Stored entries
***

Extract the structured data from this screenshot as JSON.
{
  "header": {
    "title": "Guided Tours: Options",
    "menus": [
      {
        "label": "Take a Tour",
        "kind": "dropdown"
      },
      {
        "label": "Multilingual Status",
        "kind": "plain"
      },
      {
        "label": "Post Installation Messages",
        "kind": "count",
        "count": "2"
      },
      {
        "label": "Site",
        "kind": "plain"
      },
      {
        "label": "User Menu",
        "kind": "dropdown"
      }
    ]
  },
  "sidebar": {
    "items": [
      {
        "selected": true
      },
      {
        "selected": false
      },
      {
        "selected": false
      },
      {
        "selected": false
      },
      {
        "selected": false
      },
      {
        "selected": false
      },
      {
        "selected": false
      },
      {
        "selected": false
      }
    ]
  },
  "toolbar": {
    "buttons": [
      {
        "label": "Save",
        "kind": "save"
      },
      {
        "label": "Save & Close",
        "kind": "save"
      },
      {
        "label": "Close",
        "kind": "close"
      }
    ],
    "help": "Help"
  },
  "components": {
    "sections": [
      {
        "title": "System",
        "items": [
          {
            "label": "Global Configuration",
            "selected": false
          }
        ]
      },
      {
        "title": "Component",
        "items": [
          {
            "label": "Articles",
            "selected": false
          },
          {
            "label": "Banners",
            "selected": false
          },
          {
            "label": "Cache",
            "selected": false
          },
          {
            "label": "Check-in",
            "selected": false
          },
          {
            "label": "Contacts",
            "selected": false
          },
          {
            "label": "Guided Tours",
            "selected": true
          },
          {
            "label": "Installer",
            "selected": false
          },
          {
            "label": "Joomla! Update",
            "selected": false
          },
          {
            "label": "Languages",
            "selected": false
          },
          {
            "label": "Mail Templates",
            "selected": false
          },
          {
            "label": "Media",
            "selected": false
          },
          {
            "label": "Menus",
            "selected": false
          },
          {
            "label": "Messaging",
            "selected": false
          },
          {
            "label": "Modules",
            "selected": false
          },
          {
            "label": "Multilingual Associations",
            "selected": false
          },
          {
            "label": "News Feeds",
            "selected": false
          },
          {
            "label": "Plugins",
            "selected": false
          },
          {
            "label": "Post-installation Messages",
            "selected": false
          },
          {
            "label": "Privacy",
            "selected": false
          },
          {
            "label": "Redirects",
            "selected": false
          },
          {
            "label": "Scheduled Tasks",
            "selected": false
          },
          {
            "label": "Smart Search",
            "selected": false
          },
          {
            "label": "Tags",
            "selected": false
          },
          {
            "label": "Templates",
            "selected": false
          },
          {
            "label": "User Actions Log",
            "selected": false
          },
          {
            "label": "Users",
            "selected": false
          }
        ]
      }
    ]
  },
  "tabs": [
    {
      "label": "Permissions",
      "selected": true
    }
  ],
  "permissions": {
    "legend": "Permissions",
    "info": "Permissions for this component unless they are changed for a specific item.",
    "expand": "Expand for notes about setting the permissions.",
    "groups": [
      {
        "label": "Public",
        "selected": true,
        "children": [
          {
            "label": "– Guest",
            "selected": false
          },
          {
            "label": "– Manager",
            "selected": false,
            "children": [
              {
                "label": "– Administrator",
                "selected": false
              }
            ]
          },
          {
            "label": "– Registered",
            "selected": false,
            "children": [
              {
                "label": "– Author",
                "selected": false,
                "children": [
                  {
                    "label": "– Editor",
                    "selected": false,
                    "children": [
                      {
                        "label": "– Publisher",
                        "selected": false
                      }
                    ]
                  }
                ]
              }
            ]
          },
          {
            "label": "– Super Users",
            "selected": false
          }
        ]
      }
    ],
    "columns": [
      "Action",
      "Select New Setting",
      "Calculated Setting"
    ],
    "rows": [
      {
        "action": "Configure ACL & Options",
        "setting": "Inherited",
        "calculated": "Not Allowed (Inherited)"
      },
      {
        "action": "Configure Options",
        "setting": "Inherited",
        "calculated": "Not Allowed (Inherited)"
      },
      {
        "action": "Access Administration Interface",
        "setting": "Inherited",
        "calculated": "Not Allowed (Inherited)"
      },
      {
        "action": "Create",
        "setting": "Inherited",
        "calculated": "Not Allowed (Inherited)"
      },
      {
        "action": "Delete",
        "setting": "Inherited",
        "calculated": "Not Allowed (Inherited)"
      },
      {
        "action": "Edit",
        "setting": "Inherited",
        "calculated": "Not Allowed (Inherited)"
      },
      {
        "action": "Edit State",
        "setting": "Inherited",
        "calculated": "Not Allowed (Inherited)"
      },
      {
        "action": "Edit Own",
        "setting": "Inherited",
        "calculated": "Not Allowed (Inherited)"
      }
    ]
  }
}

***

■ **TASK DIRECTIONS**: Keep only those lines of the records that hold "Tours", and return them.

■ **RESPONSE TO THE EXERCISE**:
    "title": "Guided Tours: Options",
            "label": "Guided Tours",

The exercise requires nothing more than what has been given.